» STORED RECORDS:
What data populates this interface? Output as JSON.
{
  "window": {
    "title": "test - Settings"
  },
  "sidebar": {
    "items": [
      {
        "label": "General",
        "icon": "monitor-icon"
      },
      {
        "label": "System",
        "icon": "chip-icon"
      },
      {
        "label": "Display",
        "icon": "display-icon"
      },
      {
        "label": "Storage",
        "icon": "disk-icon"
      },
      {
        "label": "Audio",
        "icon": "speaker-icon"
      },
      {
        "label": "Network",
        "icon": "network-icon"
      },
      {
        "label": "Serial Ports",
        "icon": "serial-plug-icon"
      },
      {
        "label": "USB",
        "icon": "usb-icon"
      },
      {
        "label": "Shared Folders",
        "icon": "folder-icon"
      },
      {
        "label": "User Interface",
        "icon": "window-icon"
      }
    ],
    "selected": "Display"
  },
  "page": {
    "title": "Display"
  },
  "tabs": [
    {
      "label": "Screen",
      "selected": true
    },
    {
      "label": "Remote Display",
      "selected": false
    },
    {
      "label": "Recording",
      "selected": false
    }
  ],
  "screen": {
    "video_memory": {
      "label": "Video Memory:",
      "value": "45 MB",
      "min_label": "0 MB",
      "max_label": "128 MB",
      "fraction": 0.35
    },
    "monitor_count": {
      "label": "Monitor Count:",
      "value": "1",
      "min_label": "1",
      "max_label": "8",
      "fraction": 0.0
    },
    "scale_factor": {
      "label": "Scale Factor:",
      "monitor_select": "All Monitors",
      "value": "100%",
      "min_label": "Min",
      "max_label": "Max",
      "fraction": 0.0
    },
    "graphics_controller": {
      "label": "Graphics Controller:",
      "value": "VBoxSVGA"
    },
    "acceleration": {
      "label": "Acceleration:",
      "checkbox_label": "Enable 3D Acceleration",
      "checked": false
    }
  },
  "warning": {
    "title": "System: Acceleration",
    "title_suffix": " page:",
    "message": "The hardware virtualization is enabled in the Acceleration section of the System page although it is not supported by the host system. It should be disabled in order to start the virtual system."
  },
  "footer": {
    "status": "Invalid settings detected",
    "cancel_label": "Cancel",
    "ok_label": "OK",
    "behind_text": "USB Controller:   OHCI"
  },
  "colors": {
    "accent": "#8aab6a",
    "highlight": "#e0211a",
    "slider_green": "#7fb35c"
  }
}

» INSTRUCTION: Exactly as shown, repeat every record.

» EXPECTED ANSWER:
What data populates this interface? Output as JSON.
{
  "window": {
    "title": "test - Settings"
  },
  "sidebar": {
    "items": [
      {
        "label": "General",
        "icon": "monitor-icon"
      },
      {
        "label": "System",
        "icon": "chip-icon"
      },
      {
        "label": "Display",
        "icon": "display-icon"
      },
      {
        "label": "Storage",
        "icon": "disk-icon"
      },
      {
        "label": "Audio",
        "icon": "speaker-icon"
      },
      {
        "label": "Network",
        "icon": "network-icon"
      },
      {
        "label": "Serial Ports",
        "icon": "serial-plug-icon"
      },
      {
        "label": "USB",
        "icon": "usb-icon"
      },
      {
        "label": "Shared Folders",
        "icon": "folder-icon"
      },
      {
        "label": "User Interface",
        "icon": "window-icon"
      }
    ],
    "selected": "Display"
  },
  "page": {
    "title": "Display"
  },
  "tabs": [
    {
      "label": "Screen",
      "selected": true
    },
    {
      "label": "Remote Display",
      "selected": false
    },
    {
      "label": "Recording",
      "selected": false
    }
  ],
  "screen": {
    "video_memory": {
      "label": "Video Memory:",
      "value": "45 MB",
      "min_label": "0 MB",
      "max_label": "128 MB",
      "fraction": 0.35
    },
    "monitor_count": {
      "label": "Monitor Count:",
      "value": "1",
      "min_label": "1",
      "max_label": "8",
      "fraction": 0.0
    },
    "scale_factor": {
      "label": "Scale Factor:",
      "monitor_select": "All Monitors",
      "value": "100%",
      "min_label": "Min",
      "max_label": "Max",
      "fraction": 0.0
    },
    "graphics_controller": {
      "label": "Graphics Controller:",
      "value": "VBoxSVGA"
    },
    "acceleration": {
      "label": "Acceleration:",
      "checkbox_label": "Enable 3D Acceleration",
      "checked": false
    }
  },
  "warning": {
    "title": "System: Acceleration",
    "title_suffix": " page:",
    "message": "The hardware virtualization is enabled in the Acceleration section of the System page although it is not supported by the host system. It should be disabled in order to start the virtual system."
  },
  "footer": {
    "status": "Invalid settings detected",
    "cancel_label": "Cancel",
    "ok_label": "OK",
    "behind_text": "USB Controller:   OHCI"
  },
  "colors": {
    "accent": "#8aab6a",
    "highlight": "#e0211a",
    "slider_green": "#7fb35c"
  }
}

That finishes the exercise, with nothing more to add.